▶ [Task description] Every line with the word "Nieuw" in it should be extracted from the data that follows.

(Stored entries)

BEGIN

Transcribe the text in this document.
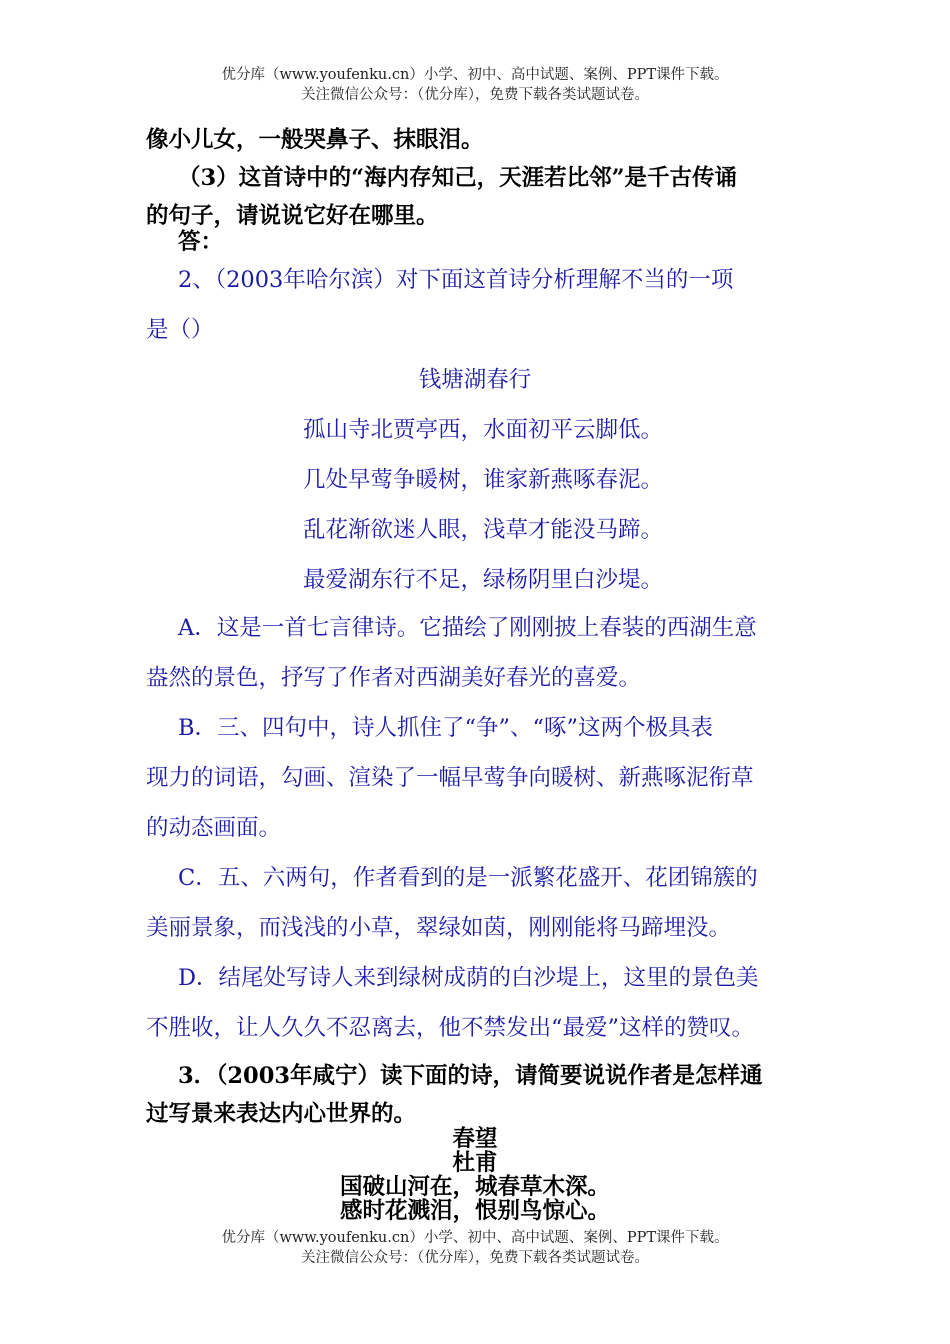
优分库（www.youfenku.cn）小学、初中、高中试题、案例、PPT课件下载。
关注微信公众号：（优分库），免费下载各类试题试卷。
像小儿女，一般哭鼻子、抹眼泪。
（3）这首诗中的“海内存知己，天涯若比邻”是千古传诵
的句子，请说说它好在哪里。
答：
2、（2003年哈尔滨）对下面这首诗分析理解不当的一项
是（）
钱塘湖春行
孤山寺北贾亭西，水面初平云脚低。
几处早莺争暖树，谁家新燕啄春泥。
乱花渐欲迷人眼，浅草才能没马蹄。
最爱湖东行不足，绿杨阴里白沙堤。
A．这是一首七言律诗。它描绘了刚刚披上春装的西湖生意
盎然的景色，抒写了作者对西湖美好春光的喜爱。
B．三、四句中，诗人抓住了“争”、“啄”这两个极具表
现力的词语，勾画、渲染了一幅早莺争向暖树、新燕啄泥衔草
的动态画面。
C．五、六两句，作者看到的是一派繁花盛开、花团锦簇的
美丽景象，而浅浅的小草，翠绿如茵，刚刚能将马蹄埋没。
D．结尾处写诗人来到绿树成荫的白沙堤上，这里的景色美
不胜收，让人久久不忍离去，他不禁发出“最爱”这样的赞叹。
3．（2003年咸宁）读下面的诗，请简要说说作者是怎样通
过写景来表达内心世界的。
春望
杜甫
国破山河在，城春草木深。
感时花溅泪，恨别鸟惊心。
优分库（www.youfenku.cn）小学、初中、高中试题、案例、PPT课件下载。
关注微信公众号：（优分库），免费下载各类试题试卷。
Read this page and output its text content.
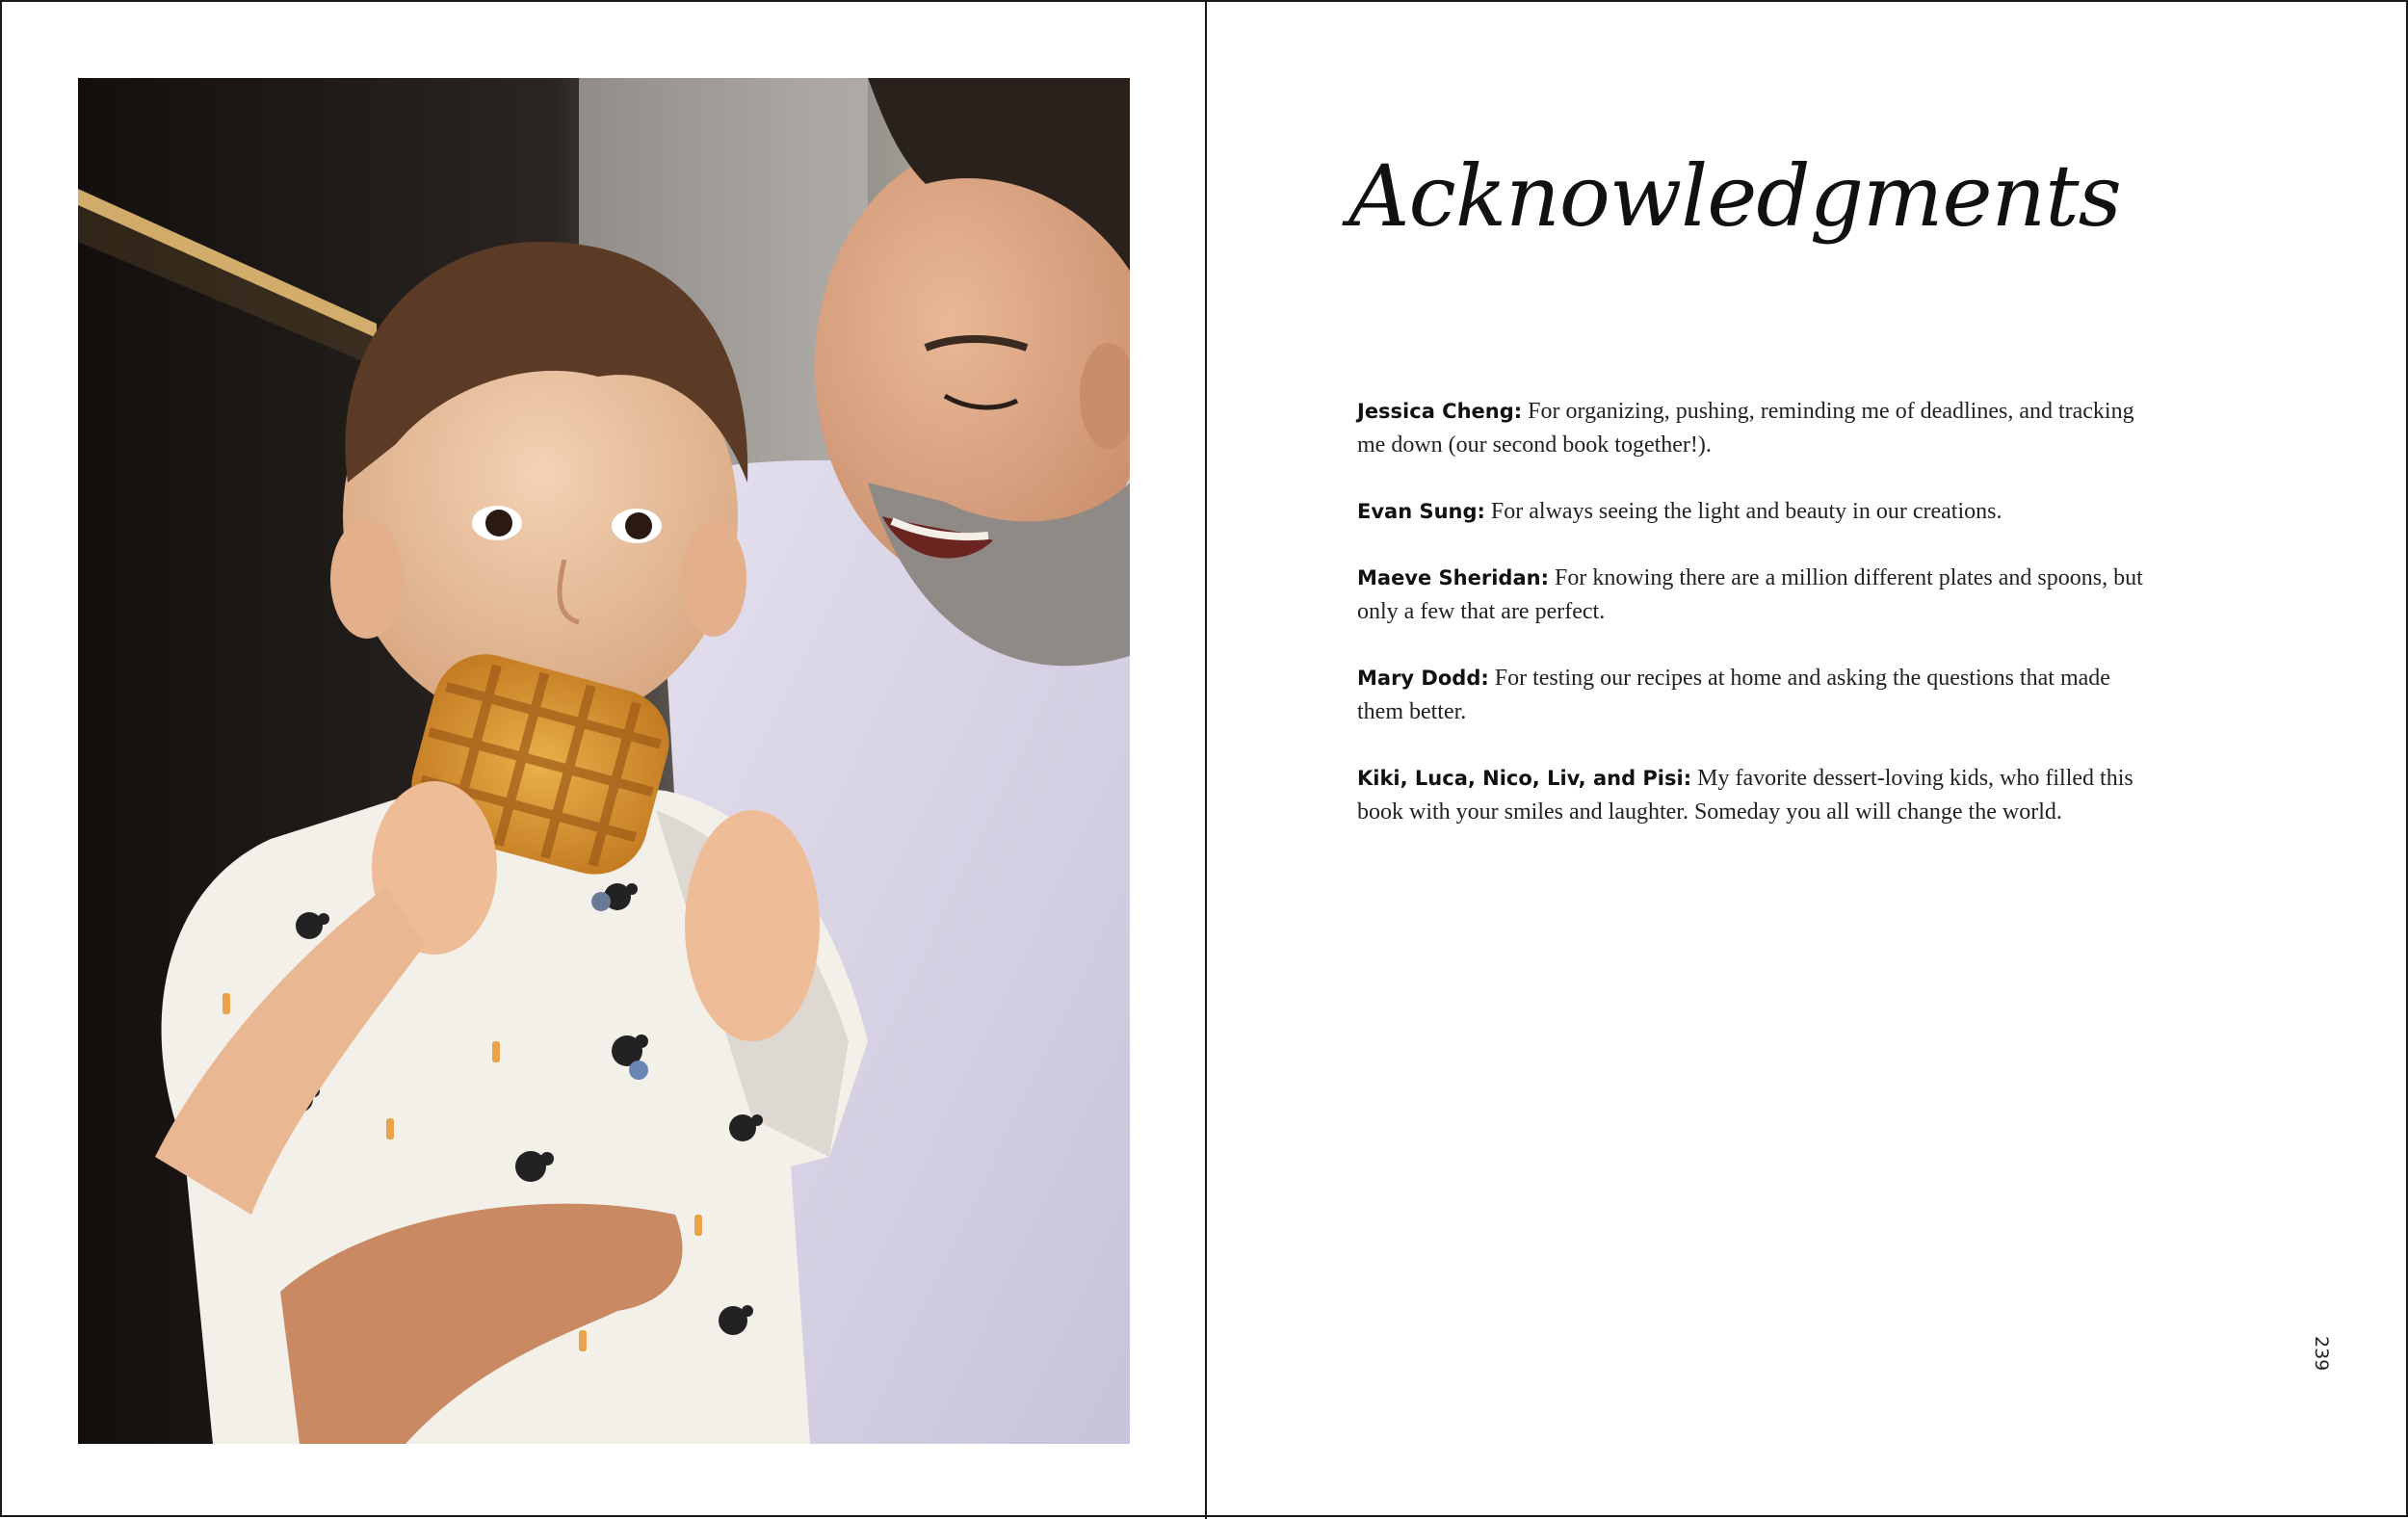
Acknowledgments

Jessica Cheng: For organizing, pushing, reminding me of deadlines, and tracking me down (our second book together!).

Evan Sung: For always seeing the light and beauty in our creations.

Maeve Sheridan: For knowing there are a million different plates and spoons, but only a few that are perfect.

Mary Dodd: For testing our recipes at home and asking the questions that made them better.

Kiki, Luca, Nico, Liv, and Pisi: My favorite dessert-loving kids, who filled this book with your smiles and laughter. Someday you all will change the world.

239
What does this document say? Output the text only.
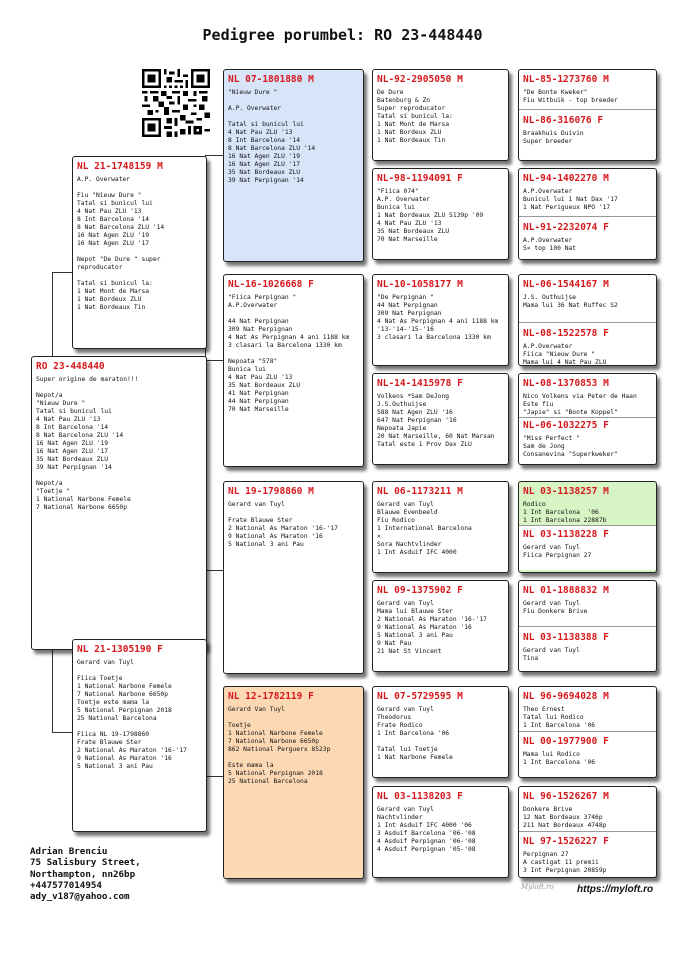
Pedigree porumbel: RO 23-448440
RO 23-448440
Super origine de maraton!!!

Nepot/a
"Nieuw Dure "
Tatal si bunicul lui
4 Nat Pau ZLU '13
8 Int Barcelona '14
8 Nat Barcelona ZLU '14
16 Nat Agen ZLU '19
16 Nat Agen ZLU '17
35 Nat Bordeaux ZLU
39 Nat Perpignan '14

Nepot/a
"Toetje "
1 National Narbone Femele
7 National Narbone 6650p
NL 21-1748159 M
A.P. Overwater

Fiu "Nieuw Dure "
Tatal si bunicul lui
4 Nat Pau ZLU '13
8 Int Barcelona '14
8 Nat Barcelona ZLU '14
16 Nat Agen ZLU '19
16 Nat Agen ZLU '17

Nepot "De Dure " super
reproducator

Tatal si bunicul la:
1 Nat Mont de Marsa
1 Nat Bordeux ZLU
1 Nat Bordeaux Tin
NL 21-1305190 F
Gerard van Tuyl

Fiica Toetje
1 National Narbone Femele
7 National Narbone 6650p
Toetje este mama la
5 National Perpignan 2018
25 National Barcelona

Fiica NL 19-1798860
Frate Blauwe Ster
2 National As Maraton '16-'17
9 National As Maraton '16
5 National 3 ani Pau
NL 07-1801880 M
"Nieuw Dure "

A.P. Overwater

Tatal si bunicul lui
4 Nat Pau ZLU '13
8 Int Barcelona '14
8 Nat Barcelona ZLU '14
16 Nat Agen ZLU '19
16 Nat Agen ZLU '17
35 Nat Bordeaux ZLU
39 Nat Perpignan '14
NL-16-1026668 F
"Fiica Perpignan "
A.P.Overwater

44 Nat Perpignan
309 Nat Perpignan
4 Nat As Perpignan 4 ani 1188 km
3 clasari la Barcelona 1330 km

Nepoata "578"
Bunica lui
4 Nat Pau ZLU '13
35 Nat Bordeaux ZLU
41 Nat Perpignan
44 Nat Perpignan
70 Nat Marseille
NL 19-1798860 M
Gerard van Tuyl

Frate Blauwe Ster
2 National As Maraton '16-'17
9 National As Maraton '16
5 National 3 ani Pau
NL 12-1782119 F
Gerard Van Tuyl

Toetje
1 National Narbone Femele
7 National Narbone 6650p
862 National Perguerx 8523p

Este mama la
5 National Perpignan 2018
25 National Barcelona
NL-92-2905050 M
De Dure
Batenburg & Zn
Super reproducator
Tatal si bunicul la:
1 Nat Mont de Marsa
1 Nat Bordeux ZLU
1 Nat Bordeaux Tin
NL-98-1194091 F
"Fiica 074"
A.P. Overwater
Bunica lui
1 Nat Bordeaux ZLU 5139p '09
4 Nat Pau ZLU '13
35 Nat Bordeaux ZLU
70 Nat Marseille
NL-10-1058177 M
"De Perpignan "
44 Nat Perpignan
309 Nat Perpignan
4 Nat As Perpignan 4 ani 1188 km
'13-'14-'15-'16
3 clasari la Barcelona 1330 km
NL-14-1415978 F
Volkens *Sam DeJong
J.S.Outhuijse
588 Nat Agen ZLU '16
647 Nat Perpignan '16
Nepoata Japie
20 Nat Marseille, 60 Nat Marsan
Tatal este 1 Prov Dax ZLU
NL 06-1173211 M
Gerard van Tuyl
Blauwe Evenbeeld
Fiu Rodico
1 International Barcelona
×
Sora Nachtvlinder
1 Int Asduif IFC 4000
NL 09-1375902 F
Gerard van Tuyl
Mama lui Blauwe Ster
2 National As Maraton '16-'17
9 National As Maraton '16
5 National 3 ani Pau
9 Nat Pau
21 Nat St Vincent
NL 07-5729595 M
Gerard van Tuyl
Theodorus
Frate Rodico
1 Int Barcelona '06

Tatal lui Toetje
1 Nat Narbone Femele
NL 03-1138203 F
Gerard van Tuyl
Nachtvlinder
1 Int Asduif IFC 4000 '06
3 Asduif Barcelona '06-'08
4 Asduif Perpignan '06-'08
4 Asduif Perpignan '05-'08
NL-85-1273760 M
"De Bonte Kweker"
Fiu Witbuik - top breeder
NL-86-316076 F
Braakhuis Duivin
Super breeder
NL-94-1402270 M
A.P.Overwater
Bunicul lui 1 Nat Dax '17
1 Nat Perigueux NPO '17
NL-91-2232074 F
A.P.Overwater
5× top 100 Nat
NL-06-1544167 M
J.S. Outhuijse
Mama lui 36 Nat Ruffec S2
NL-08-1522578 F
A.P.Overwater
Fiica "Nieuw Dure "
Mama lui 4 Nat Pau ZLU
NL-08-1370853 M
Nico Volkens via Peter de Haan
Este fiu
"Japie" si "Bonte Koppel"
NL-06-1032275 F
"Miss Perfect "
Sam de Jong
Consanevina "Superkweker"
NL 03-1138257 M
Rodico
1 Int Barcelona  '06
1 Int Barcelona 22887b
NL 03-1138228 F
Gerard van Tuyl
Fiica Perpignan 27
NL 01-1888832 M
Gerard van Tuyl
Fiu Donkere Brive
NL 03-1138388 F
Gerard van Tuyl
Tina
NL 96-9694028 M
Theo Ernest
Tatal lui Rodico
1 Int Barcelona '06
NL 00-1977900 F
Mama lui Rodico
1 Int Barcelona '06
NL 96-1526267 M
Donkere Brive
12 Nat Bordeaux 3746p
211 Nat Bordeaux 4748p
NL 97-1526227 F
Perpignan 27
A castigat 11 premii
3 Int Perpignan 20859p
Adrian Brenciu
75 Salisbury Street,
Northampton, nn26bp
+447577014954
ady_v187@yahoo.com
Myloft.ro https://myloft.ro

END

▶ [The solution]
"Nieuw Dure "
Fiu "Nieuw Dure "
"Nieuw Dure "
Fiica "Nieuw Dure "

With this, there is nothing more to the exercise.